■ DATA EXTRACT

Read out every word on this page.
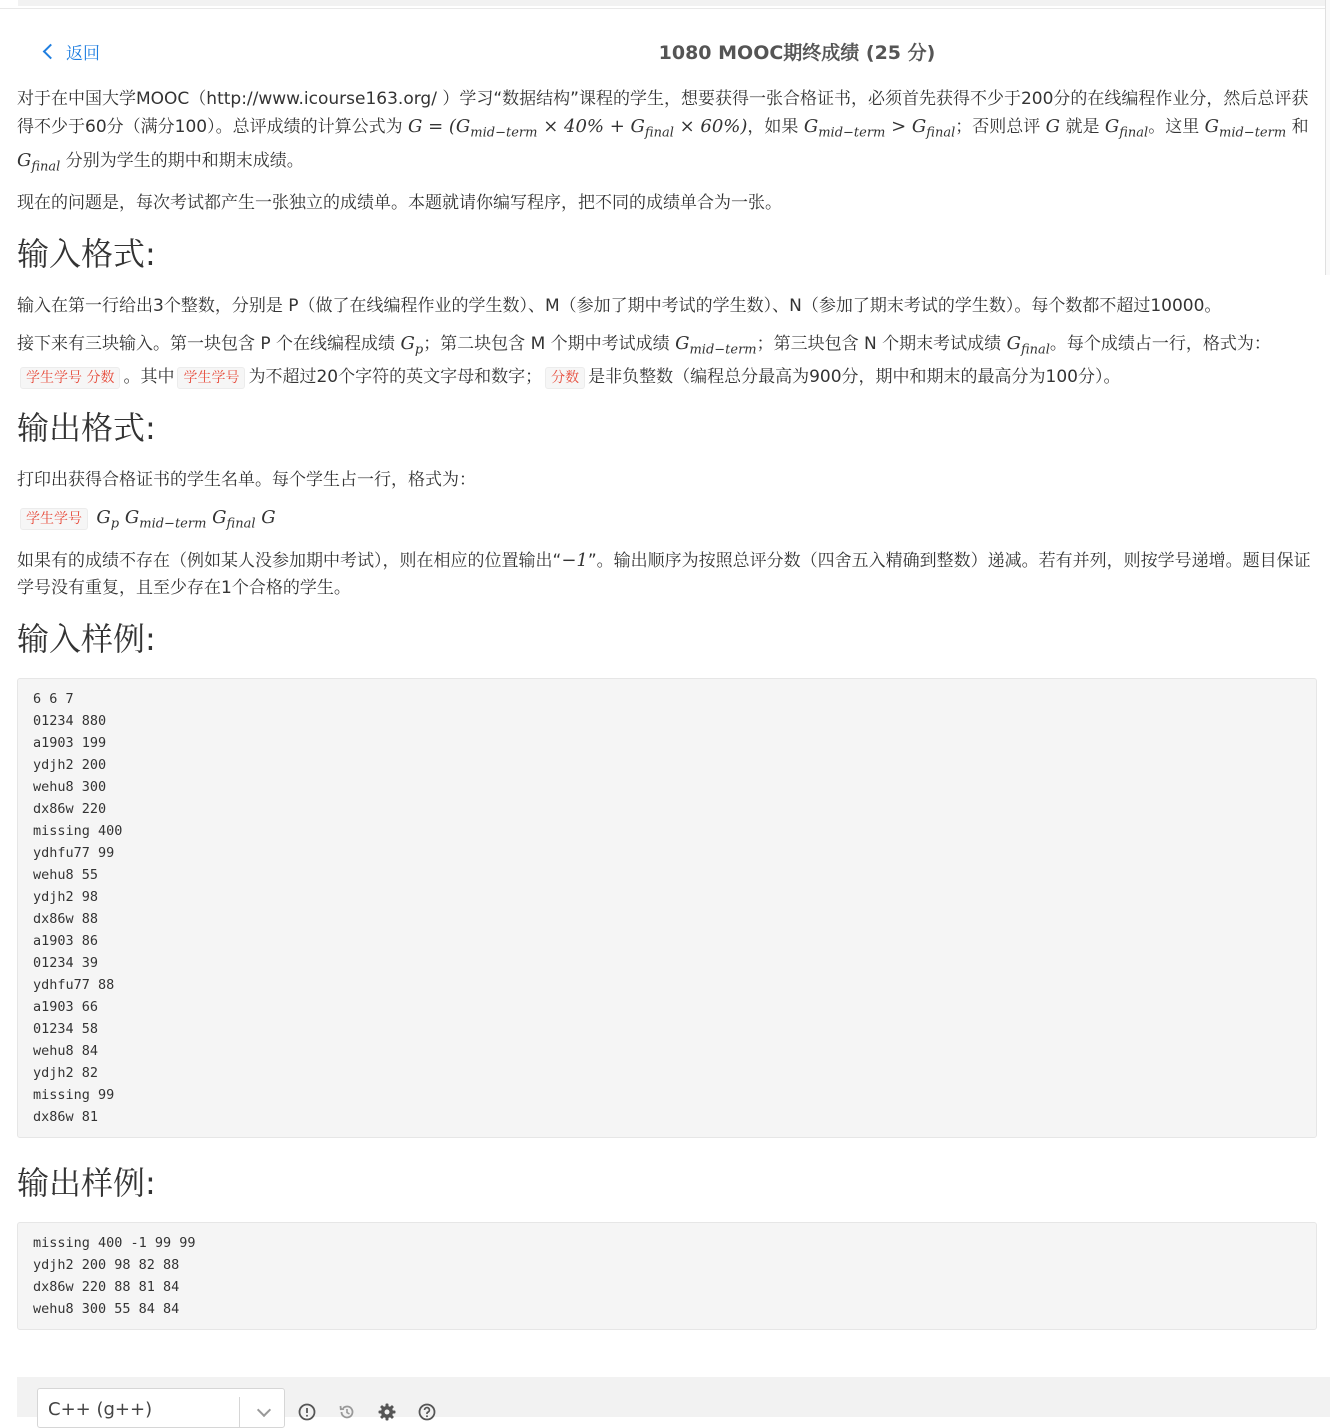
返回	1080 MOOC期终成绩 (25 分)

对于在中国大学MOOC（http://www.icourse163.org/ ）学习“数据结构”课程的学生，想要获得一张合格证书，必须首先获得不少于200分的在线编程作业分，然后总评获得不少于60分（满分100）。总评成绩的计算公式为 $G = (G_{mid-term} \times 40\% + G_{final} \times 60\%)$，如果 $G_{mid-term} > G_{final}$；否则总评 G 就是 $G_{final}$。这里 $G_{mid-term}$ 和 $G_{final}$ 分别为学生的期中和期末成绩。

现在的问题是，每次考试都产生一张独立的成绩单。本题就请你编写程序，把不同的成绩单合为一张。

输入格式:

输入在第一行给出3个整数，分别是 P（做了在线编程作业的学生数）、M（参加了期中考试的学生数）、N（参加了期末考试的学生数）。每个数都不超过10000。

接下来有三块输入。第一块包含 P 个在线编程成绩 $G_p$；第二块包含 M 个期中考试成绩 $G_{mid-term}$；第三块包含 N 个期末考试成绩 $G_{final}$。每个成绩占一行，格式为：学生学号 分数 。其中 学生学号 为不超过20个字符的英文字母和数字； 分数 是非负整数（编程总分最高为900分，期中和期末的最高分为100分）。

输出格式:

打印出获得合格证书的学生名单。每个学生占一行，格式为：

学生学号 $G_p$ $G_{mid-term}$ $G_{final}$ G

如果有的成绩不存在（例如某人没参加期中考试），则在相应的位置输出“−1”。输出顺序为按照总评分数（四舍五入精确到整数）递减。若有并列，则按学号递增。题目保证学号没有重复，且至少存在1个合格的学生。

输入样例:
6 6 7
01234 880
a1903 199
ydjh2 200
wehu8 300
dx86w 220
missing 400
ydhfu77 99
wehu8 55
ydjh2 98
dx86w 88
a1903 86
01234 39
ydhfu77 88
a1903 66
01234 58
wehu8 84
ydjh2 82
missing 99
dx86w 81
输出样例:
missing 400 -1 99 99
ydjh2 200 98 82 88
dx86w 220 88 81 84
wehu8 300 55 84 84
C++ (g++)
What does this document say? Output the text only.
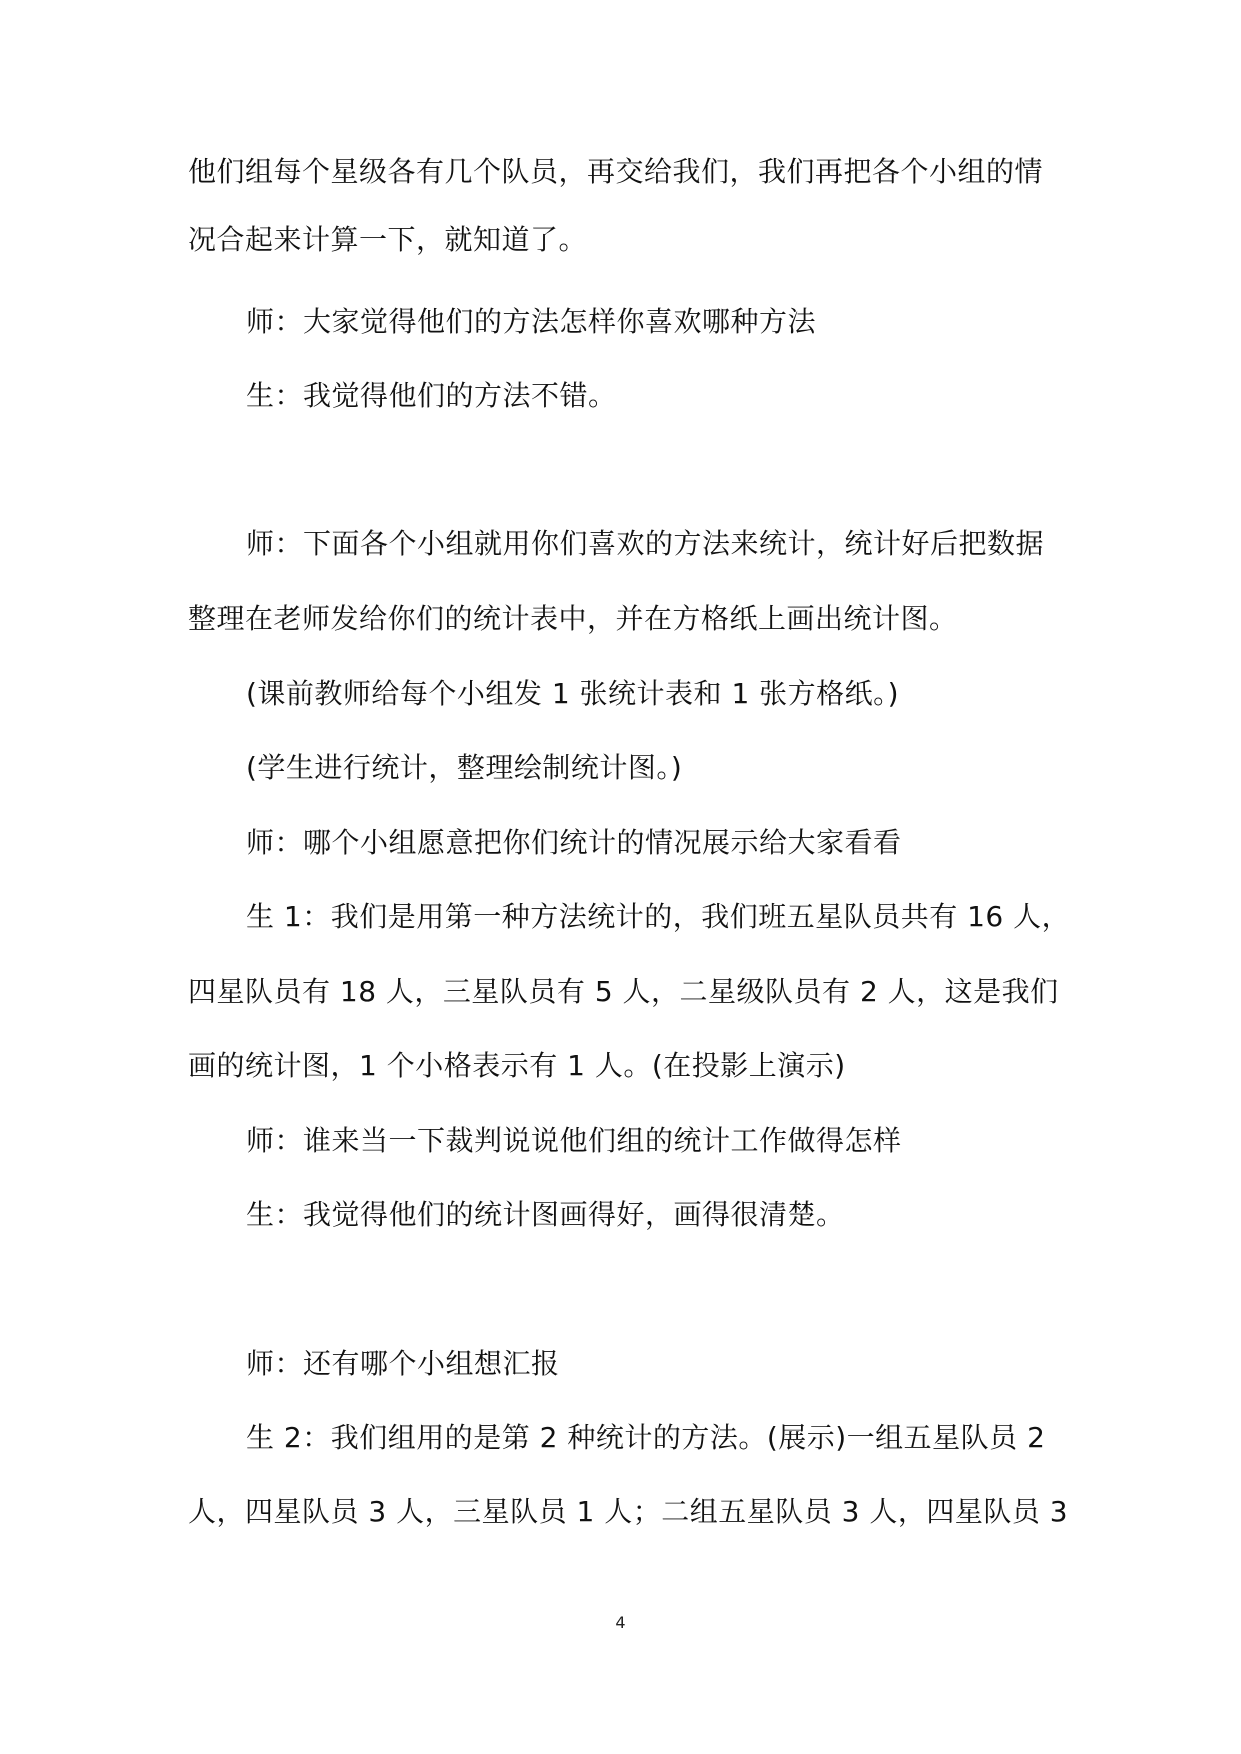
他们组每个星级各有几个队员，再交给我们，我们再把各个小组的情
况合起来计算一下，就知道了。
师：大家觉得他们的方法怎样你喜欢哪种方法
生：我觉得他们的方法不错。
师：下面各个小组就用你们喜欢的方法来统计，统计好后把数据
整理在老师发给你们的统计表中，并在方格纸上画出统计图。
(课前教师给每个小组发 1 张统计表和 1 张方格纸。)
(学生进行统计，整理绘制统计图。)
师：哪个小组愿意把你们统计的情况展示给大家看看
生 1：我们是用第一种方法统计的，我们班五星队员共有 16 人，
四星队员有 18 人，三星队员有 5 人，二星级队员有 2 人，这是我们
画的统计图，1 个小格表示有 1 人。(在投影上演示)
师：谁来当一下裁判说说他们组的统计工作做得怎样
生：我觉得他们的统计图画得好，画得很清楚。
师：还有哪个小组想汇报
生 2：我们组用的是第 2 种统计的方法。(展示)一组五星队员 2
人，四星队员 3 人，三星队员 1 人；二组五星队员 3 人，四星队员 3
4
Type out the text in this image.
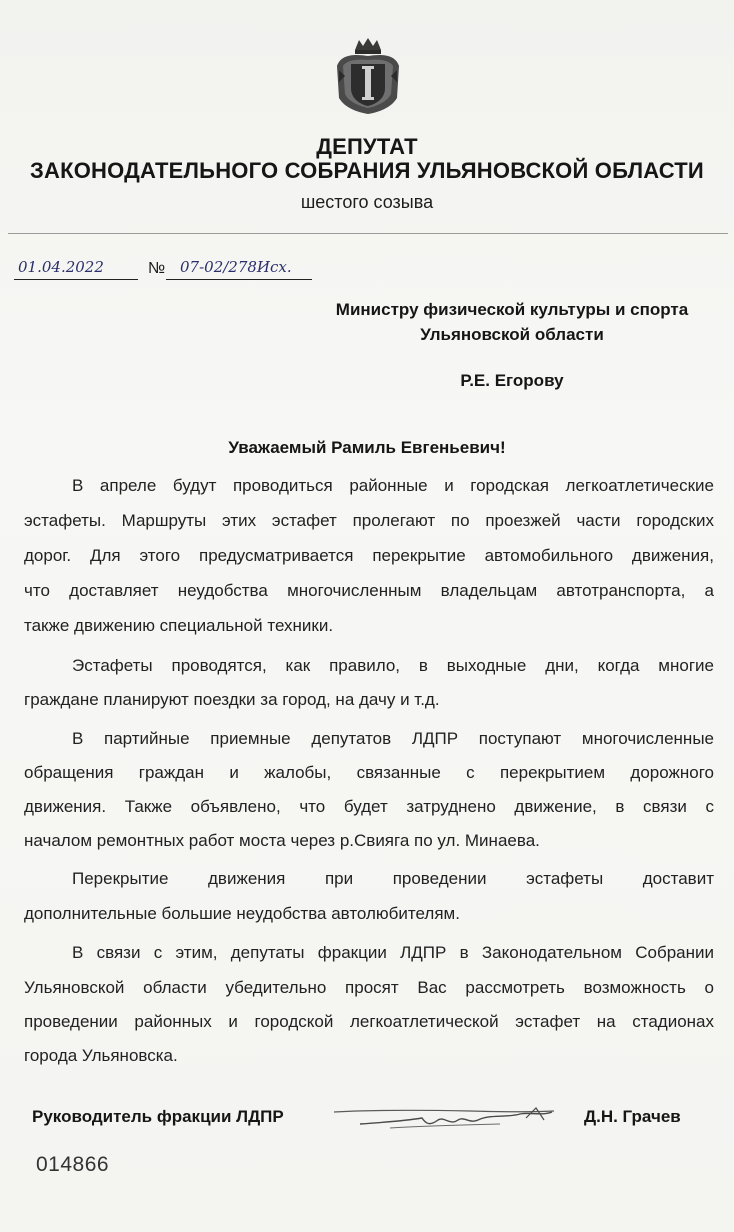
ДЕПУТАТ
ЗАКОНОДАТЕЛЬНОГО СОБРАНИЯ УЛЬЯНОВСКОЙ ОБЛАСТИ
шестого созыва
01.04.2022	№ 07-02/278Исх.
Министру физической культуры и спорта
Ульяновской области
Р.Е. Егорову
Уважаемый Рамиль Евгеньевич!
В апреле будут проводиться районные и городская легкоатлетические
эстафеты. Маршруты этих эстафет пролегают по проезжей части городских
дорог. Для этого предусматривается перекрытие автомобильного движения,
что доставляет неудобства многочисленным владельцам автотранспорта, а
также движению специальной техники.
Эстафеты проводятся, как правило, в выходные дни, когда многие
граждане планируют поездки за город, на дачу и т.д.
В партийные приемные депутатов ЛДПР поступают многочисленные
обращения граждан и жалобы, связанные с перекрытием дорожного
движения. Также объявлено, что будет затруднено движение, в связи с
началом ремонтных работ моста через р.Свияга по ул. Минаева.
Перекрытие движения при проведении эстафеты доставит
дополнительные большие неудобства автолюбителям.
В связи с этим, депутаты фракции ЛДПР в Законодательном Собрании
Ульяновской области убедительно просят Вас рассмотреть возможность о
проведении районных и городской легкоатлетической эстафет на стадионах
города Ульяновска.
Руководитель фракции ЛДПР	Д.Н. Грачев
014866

■ WHAT IS EXPECTED
Transcribe all entries above exactly. Drop the pictures.

■ THE SOLUTION
Read out every word on this page.
返回	1080 MOOC期终成绩 (25 分)

对于在中国大学MOOC（http://www.icourse163.org/ ）学习“数据结构”课程的学生，想要获得一张合格证书，必须首先获得不少于200分的在线编程作业分，然后总评获得不少于60分（满分100）。总评成绩的计算公式为 $G = (G_{mid-term} \times 40\% + G_{final} \times 60\%)$，如果 $G_{mid-term} > G_{final}$；否则总评 G 就是 $G_{final}$。这里 $G_{mid-term}$ 和 $G_{final}$ 分别为学生的期中和期末成绩。

现在的问题是，每次考试都产生一张独立的成绩单。本题就请你编写程序，把不同的成绩单合为一张。

输入格式:

输入在第一行给出3个整数，分别是 P（做了在线编程作业的学生数）、M（参加了期中考试的学生数）、N（参加了期末考试的学生数）。每个数都不超过10000。

接下来有三块输入。第一块包含 P 个在线编程成绩 $G_p$；第二块包含 M 个期中考试成绩 $G_{mid-term}$；第三块包含 N 个期末考试成绩 $G_{final}$。每个成绩占一行，格式为：学生学号 分数 。其中 学生学号 为不超过20个字符的英文字母和数字； 分数 是非负整数（编程总分最高为900分，期中和期末的最高分为100分）。

输出格式:

打印出获得合格证书的学生名单。每个学生占一行，格式为：

学生学号 $G_p$ $G_{mid-term}$ $G_{final}$ G

如果有的成绩不存在（例如某人没参加期中考试），则在相应的位置输出“−1”。输出顺序为按照总评分数（四舍五入精确到整数）递减。若有并列，则按学号递增。题目保证学号没有重复，且至少存在1个合格的学生。

输入样例:
6 6 7
01234 880
a1903 199
ydjh2 200
wehu8 300
dx86w 220
missing 400
ydhfu77 99
wehu8 55
ydjh2 98
dx86w 88
a1903 86
01234 39
ydhfu77 88
a1903 66
01234 58
wehu8 84
ydjh2 82
missing 99
dx86w 81
输出样例:
missing 400 -1 99 99
ydjh2 200 98 82 88
dx86w 220 88 81 84
wehu8 300 55 84 84
C++ (g++)
What does this document say? Output the text only.
他们组每个星级各有几个队员，再交给我们，我们再把各个小组的情
况合起来计算一下，就知道了。
师：大家觉得他们的方法怎样你喜欢哪种方法
生：我觉得他们的方法不错。
师：下面各个小组就用你们喜欢的方法来统计，统计好后把数据
整理在老师发给你们的统计表中，并在方格纸上画出统计图。
(课前教师给每个小组发 1 张统计表和 1 张方格纸。)
(学生进行统计，整理绘制统计图。)
师：哪个小组愿意把你们统计的情况展示给大家看看
生 1：我们是用第一种方法统计的，我们班五星队员共有 16 人，
四星队员有 18 人，三星队员有 5 人，二星级队员有 2 人，这是我们
画的统计图，1 个小格表示有 1 人。(在投影上演示)
师：谁来当一下裁判说说他们组的统计工作做得怎样
生：我觉得他们的统计图画得好，画得很清楚。
师：还有哪个小组想汇报
生 2：我们组用的是第 2 种统计的方法。(展示)一组五星队员 2
人，四星队员 3 人，三星队员 1 人；二组五星队员 3 人，四星队员 3
4
Type out the text in this image.
ДЕПУТАТ
ЗАКОНОДАТЕЛЬНОГО СОБРАНИЯ УЛЬЯНОВСКОЙ ОБЛАСТИ
шестого созыва
01.04.2022	№ 07-02/278Исх.
Министру физической культуры и спорта
Ульяновской области
Р.Е. Егорову
Уважаемый Рамиль Евгеньевич!
В апреле будут проводиться районные и городская легкоатлетические
эстафеты. Маршруты этих эстафет пролегают по проезжей части городских
дорог. Для этого предусматривается перекрытие автомобильного движения,
что доставляет неудобства многочисленным владельцам автотранспорта, а
также движению специальной техники.
Эстафеты проводятся, как правило, в выходные дни, когда многие
граждане планируют поездки за город, на дачу и т.д.
В партийные приемные депутатов ЛДПР поступают многочисленные
обращения граждан и жалобы, связанные с перекрытием дорожного
движения. Также объявлено, что будет затруднено движение, в связи с
началом ремонтных работ моста через р.Свияга по ул. Минаева.
Перекрытие движения при проведении эстафеты доставит
дополнительные большие неудобства автолюбителям.
В связи с этим, депутаты фракции ЛДПР в Законодательном Собрании
Ульяновской области убедительно просят Вас рассмотреть возможность о
проведении районных и городской легкоатлетической эстафет на стадионах
города Ульяновска.
Руководитель фракции ЛДПР	Д.Н. Грачев
014866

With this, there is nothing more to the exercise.